*EXERCISE*. Collect every line that includes the string "source".

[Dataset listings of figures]

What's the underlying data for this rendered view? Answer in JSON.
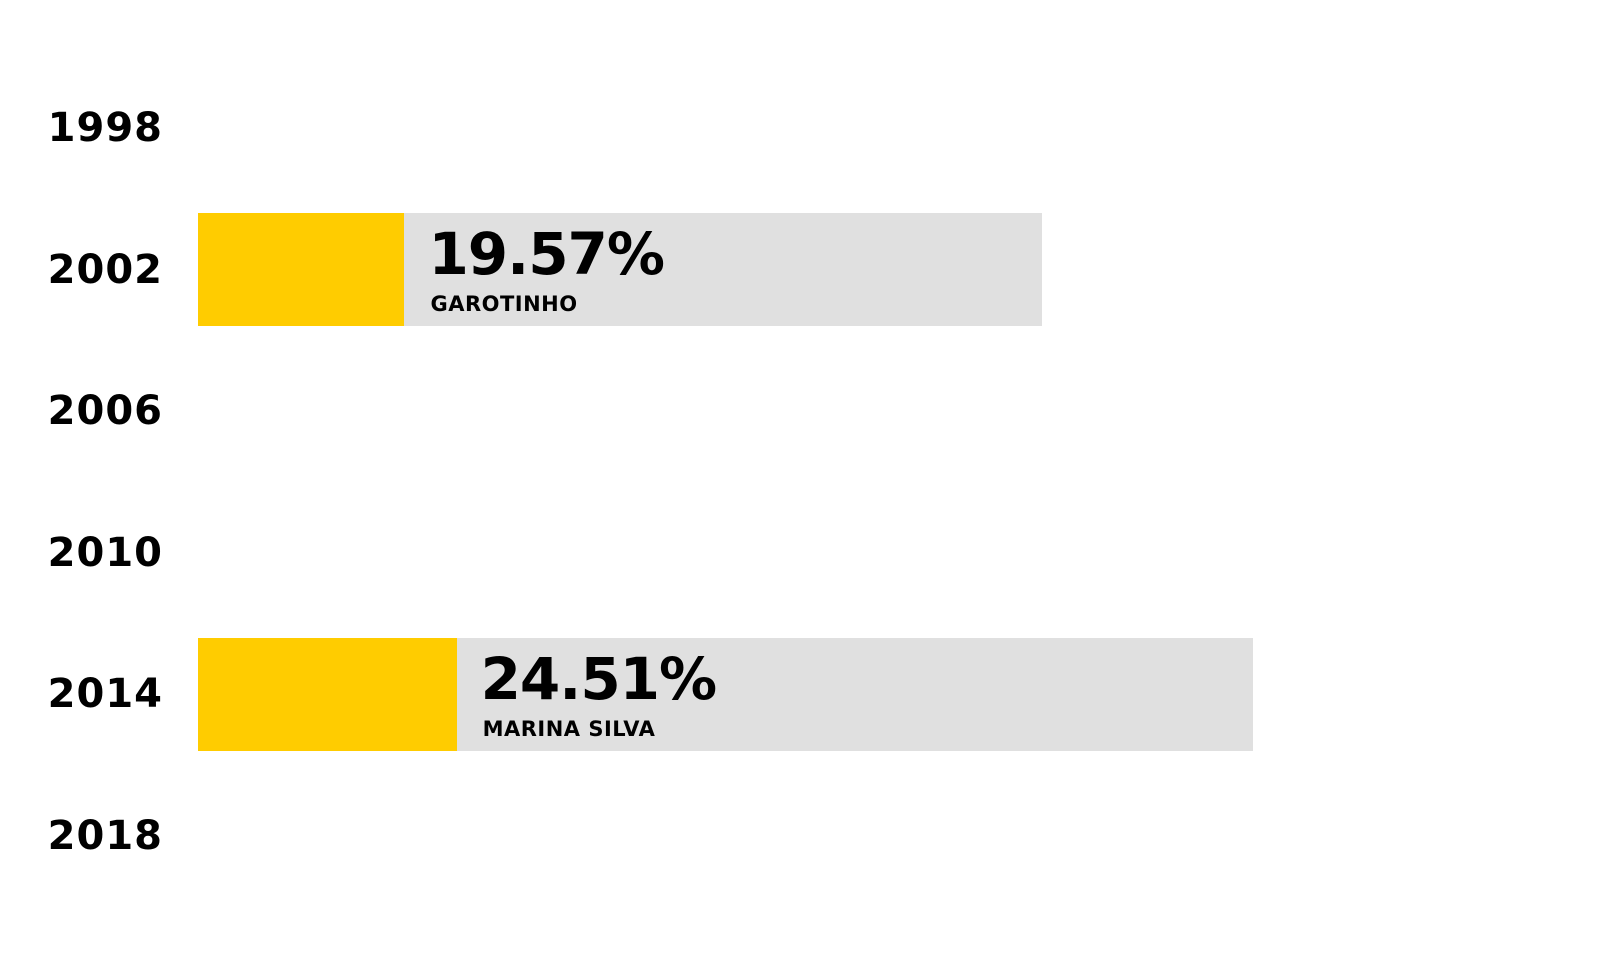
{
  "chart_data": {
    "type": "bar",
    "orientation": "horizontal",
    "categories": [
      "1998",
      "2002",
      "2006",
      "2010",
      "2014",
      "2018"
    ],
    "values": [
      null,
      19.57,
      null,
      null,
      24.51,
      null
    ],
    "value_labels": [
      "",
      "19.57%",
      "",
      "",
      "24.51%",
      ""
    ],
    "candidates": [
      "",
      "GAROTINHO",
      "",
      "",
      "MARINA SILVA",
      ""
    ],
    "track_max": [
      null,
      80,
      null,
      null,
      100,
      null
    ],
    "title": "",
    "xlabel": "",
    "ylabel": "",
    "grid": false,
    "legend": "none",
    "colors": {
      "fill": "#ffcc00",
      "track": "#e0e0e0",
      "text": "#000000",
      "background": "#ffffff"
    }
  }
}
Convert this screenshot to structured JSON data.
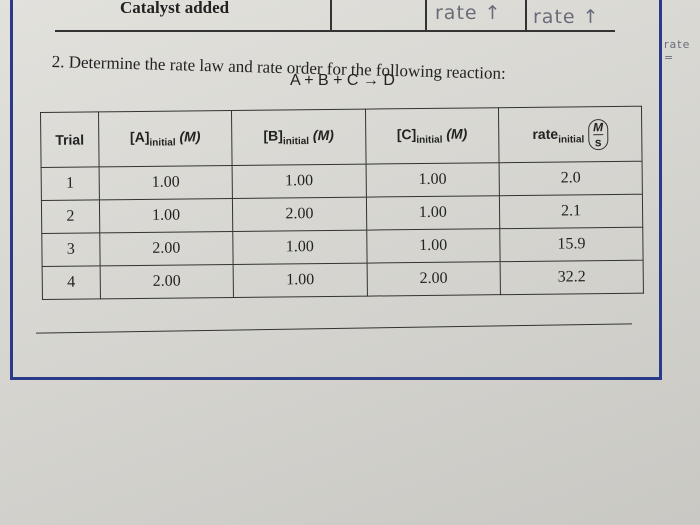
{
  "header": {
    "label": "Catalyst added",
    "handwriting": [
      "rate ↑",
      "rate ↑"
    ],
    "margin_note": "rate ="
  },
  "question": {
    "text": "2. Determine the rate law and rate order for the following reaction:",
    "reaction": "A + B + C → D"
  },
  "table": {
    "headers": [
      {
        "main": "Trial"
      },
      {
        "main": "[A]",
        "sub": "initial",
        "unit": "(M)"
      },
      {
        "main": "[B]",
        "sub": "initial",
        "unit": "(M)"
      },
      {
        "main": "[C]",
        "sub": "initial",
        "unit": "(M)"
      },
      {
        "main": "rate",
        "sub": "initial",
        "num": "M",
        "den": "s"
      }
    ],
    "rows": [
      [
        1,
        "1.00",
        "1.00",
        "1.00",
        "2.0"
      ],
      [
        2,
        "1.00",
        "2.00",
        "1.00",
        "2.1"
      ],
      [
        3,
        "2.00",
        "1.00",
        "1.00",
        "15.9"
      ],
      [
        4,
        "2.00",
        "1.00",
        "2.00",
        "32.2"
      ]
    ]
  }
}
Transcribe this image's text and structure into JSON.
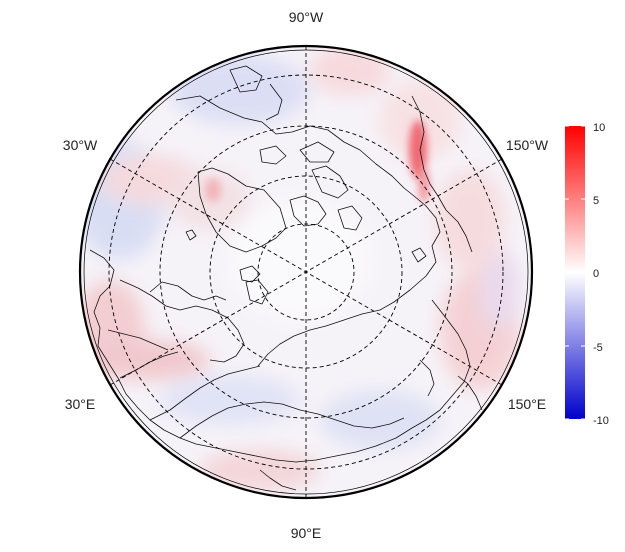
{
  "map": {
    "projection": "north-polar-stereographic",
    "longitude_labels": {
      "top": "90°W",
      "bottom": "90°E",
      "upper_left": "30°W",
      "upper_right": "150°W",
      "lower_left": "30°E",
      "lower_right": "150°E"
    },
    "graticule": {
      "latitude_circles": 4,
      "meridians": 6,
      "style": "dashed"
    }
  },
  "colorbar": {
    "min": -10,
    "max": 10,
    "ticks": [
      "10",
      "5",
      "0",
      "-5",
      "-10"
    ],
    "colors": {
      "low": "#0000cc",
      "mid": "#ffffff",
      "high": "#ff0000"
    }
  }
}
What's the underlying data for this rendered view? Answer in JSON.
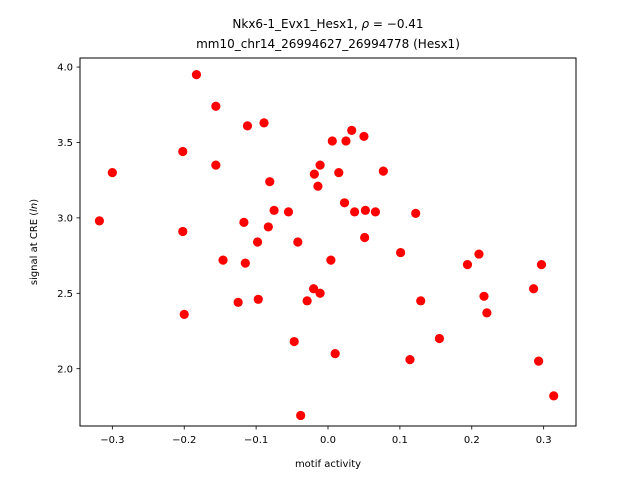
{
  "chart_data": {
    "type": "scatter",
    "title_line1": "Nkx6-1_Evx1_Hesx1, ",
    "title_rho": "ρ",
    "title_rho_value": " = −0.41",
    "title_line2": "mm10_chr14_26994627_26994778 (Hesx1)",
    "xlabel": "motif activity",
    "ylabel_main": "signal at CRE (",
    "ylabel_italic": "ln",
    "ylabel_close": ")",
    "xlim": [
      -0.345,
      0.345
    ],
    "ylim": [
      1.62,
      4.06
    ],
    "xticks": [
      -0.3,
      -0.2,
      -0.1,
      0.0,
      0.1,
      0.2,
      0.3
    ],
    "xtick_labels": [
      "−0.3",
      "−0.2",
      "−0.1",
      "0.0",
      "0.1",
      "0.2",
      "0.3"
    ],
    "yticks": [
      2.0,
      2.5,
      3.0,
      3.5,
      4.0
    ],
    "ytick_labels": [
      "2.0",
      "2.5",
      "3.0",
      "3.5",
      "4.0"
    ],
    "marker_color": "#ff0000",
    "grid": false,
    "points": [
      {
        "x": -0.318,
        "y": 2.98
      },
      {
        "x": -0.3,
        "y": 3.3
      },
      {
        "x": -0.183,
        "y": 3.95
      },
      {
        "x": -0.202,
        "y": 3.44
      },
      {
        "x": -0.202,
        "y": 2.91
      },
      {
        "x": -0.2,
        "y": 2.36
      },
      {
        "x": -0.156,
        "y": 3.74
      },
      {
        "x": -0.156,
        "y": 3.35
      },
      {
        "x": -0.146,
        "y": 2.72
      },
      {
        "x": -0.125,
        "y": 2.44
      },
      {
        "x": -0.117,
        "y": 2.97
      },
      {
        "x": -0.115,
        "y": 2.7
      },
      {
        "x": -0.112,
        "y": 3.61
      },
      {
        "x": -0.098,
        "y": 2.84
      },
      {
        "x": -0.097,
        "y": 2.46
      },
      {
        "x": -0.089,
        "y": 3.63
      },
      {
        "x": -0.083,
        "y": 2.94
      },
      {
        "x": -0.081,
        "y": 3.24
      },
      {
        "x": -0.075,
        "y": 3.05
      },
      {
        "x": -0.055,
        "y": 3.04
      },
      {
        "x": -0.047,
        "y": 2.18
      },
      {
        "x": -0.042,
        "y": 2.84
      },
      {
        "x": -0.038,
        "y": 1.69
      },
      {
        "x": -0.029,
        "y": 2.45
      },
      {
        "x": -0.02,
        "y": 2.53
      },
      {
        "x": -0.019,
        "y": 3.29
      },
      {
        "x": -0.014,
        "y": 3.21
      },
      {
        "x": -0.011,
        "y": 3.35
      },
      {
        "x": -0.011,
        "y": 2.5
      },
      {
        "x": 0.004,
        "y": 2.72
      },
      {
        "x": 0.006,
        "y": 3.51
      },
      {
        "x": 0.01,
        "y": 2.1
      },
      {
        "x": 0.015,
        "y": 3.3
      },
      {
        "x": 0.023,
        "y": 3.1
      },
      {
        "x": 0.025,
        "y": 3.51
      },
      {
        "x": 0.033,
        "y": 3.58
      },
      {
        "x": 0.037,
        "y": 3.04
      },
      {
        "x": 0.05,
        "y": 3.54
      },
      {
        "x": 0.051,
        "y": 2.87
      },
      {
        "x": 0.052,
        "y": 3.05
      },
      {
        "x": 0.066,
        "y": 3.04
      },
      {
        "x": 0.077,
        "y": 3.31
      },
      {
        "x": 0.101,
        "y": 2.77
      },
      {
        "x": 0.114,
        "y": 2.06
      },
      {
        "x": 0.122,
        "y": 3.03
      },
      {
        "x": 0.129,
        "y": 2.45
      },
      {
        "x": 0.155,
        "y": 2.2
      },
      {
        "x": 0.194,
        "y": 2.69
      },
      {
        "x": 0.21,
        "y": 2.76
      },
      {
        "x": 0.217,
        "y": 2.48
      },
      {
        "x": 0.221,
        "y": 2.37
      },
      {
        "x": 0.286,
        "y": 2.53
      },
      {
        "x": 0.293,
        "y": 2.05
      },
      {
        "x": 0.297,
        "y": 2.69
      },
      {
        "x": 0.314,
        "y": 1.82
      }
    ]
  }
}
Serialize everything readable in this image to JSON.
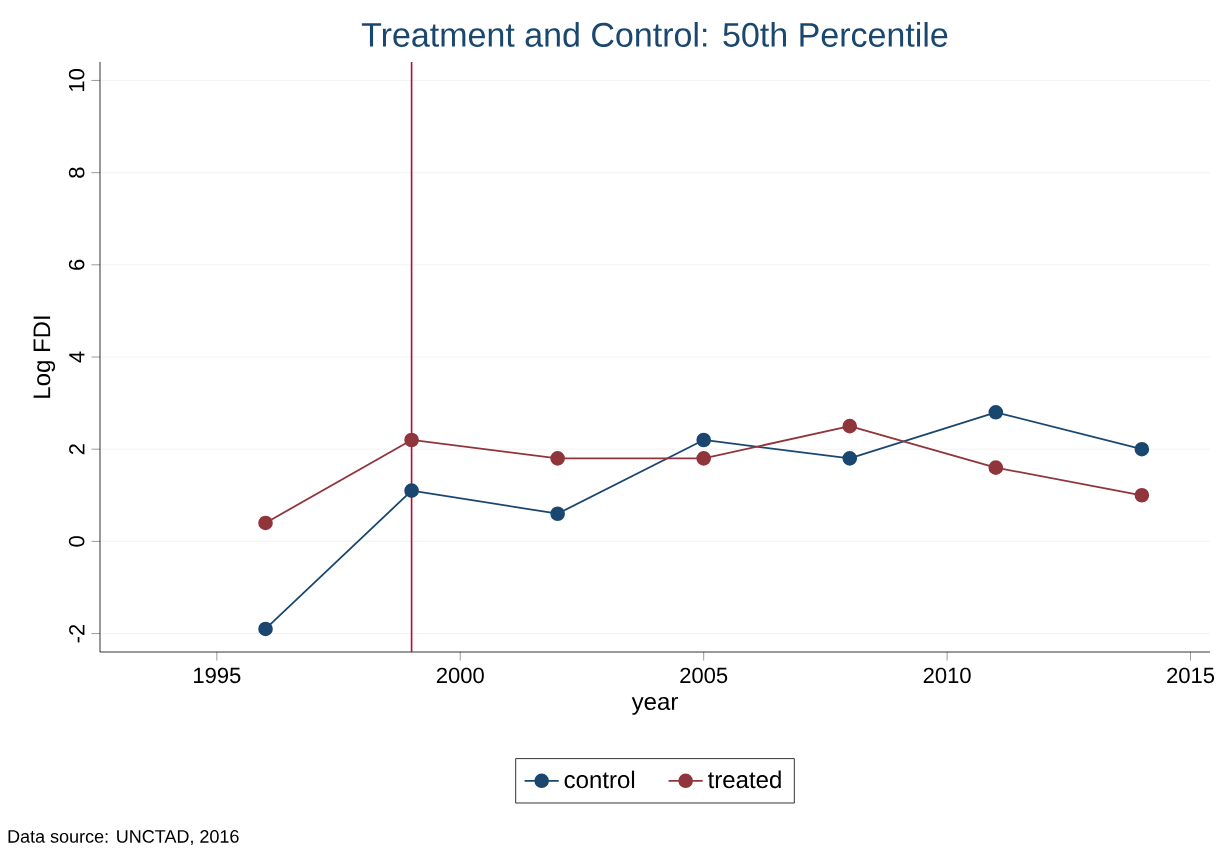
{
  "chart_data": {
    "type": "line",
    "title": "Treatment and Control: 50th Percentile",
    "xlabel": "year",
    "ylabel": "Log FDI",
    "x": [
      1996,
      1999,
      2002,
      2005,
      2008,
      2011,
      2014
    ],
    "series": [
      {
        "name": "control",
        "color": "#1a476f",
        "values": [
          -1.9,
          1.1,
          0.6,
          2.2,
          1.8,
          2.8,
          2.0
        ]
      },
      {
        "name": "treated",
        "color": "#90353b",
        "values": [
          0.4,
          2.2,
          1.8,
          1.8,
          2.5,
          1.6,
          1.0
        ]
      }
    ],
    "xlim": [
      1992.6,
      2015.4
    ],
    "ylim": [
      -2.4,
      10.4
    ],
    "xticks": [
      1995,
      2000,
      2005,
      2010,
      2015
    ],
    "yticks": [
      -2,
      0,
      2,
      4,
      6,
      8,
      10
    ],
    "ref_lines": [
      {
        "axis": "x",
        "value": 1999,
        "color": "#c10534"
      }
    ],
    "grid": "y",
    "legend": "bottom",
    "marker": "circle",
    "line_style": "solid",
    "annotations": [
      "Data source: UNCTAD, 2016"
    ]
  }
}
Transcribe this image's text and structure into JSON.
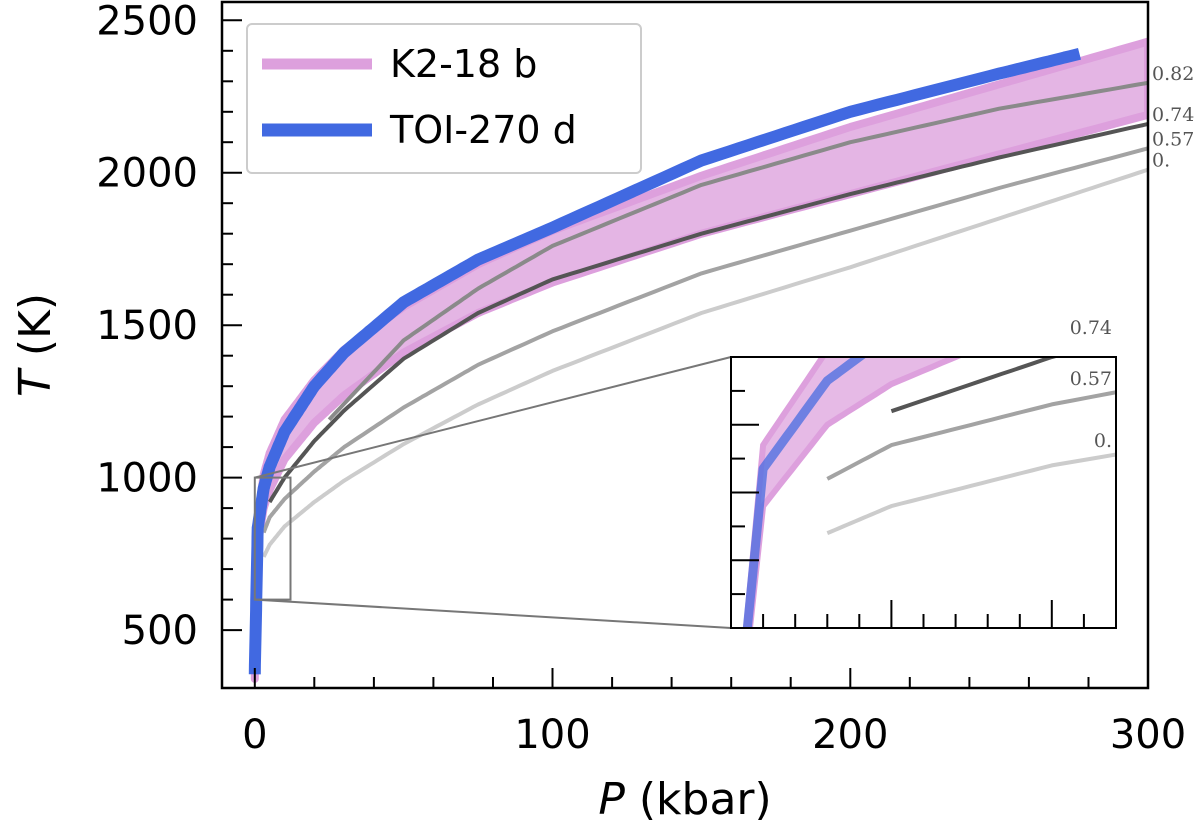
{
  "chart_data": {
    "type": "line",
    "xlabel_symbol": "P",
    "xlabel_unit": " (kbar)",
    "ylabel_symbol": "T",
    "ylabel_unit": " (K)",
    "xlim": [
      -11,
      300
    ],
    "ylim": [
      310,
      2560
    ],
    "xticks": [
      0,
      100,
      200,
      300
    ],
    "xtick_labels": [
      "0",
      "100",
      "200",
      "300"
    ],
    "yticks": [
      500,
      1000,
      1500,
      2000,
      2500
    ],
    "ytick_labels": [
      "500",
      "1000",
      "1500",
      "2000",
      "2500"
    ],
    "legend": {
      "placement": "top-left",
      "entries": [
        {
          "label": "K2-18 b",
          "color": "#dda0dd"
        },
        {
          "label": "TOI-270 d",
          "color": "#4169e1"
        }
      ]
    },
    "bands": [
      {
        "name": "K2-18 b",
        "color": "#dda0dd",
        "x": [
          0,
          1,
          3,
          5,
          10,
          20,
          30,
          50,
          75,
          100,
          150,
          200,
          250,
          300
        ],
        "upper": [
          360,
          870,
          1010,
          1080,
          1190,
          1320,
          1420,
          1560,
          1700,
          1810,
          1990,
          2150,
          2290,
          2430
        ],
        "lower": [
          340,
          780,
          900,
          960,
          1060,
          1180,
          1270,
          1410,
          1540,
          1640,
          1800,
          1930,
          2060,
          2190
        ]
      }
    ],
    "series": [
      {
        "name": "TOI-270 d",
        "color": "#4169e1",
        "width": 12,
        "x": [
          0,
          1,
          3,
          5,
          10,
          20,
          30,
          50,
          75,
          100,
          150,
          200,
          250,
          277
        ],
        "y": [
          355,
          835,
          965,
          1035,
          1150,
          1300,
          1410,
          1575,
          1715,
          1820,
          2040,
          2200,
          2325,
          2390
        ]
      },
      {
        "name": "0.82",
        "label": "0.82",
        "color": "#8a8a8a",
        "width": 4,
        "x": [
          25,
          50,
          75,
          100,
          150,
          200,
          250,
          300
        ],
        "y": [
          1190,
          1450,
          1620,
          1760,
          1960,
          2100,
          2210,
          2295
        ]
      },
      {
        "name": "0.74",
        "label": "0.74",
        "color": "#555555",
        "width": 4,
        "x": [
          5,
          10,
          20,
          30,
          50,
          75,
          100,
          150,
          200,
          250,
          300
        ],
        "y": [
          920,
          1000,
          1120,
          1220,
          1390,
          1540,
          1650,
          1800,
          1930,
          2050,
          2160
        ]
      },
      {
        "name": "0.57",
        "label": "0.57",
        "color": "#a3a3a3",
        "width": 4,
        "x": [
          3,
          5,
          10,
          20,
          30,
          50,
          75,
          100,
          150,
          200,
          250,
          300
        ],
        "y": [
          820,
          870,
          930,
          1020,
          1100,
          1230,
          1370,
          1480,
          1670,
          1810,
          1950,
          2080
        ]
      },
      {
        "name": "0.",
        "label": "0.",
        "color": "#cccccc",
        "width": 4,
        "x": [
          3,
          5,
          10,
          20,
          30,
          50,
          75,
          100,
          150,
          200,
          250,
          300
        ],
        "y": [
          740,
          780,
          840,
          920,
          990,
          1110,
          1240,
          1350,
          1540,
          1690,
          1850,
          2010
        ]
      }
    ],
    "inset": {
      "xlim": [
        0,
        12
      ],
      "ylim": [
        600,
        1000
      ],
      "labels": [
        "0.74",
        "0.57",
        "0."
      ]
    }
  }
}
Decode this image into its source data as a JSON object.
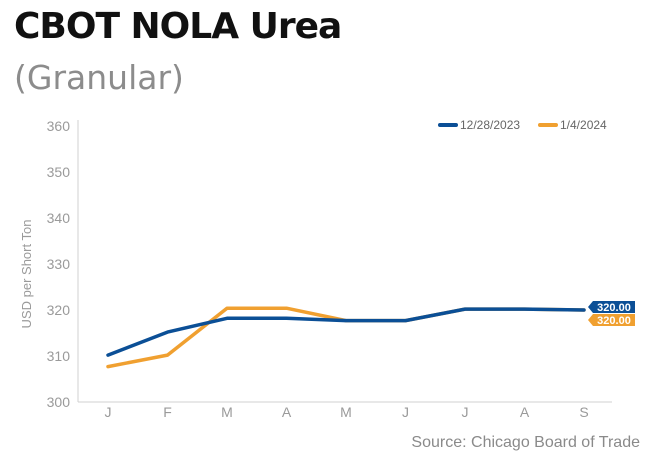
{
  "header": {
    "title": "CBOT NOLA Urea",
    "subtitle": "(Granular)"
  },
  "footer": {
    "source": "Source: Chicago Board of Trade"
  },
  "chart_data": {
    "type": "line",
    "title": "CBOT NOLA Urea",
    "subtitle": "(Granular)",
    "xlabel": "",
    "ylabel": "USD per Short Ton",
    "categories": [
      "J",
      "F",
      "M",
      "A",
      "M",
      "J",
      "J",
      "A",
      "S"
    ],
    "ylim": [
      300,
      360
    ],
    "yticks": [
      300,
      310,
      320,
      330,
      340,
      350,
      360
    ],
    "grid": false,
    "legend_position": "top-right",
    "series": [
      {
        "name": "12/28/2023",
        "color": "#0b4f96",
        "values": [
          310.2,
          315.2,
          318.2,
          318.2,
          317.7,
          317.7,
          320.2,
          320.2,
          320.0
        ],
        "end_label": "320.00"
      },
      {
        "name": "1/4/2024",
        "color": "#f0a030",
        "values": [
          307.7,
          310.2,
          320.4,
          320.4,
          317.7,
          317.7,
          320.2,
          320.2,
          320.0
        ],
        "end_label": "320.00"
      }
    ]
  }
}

*EXERCISE RESPONSE*.
      "Data source: UNCTAD, 2016"
Decode this image into its source data as a JSON object.
    "source": "Source: Chicago Board of Trade"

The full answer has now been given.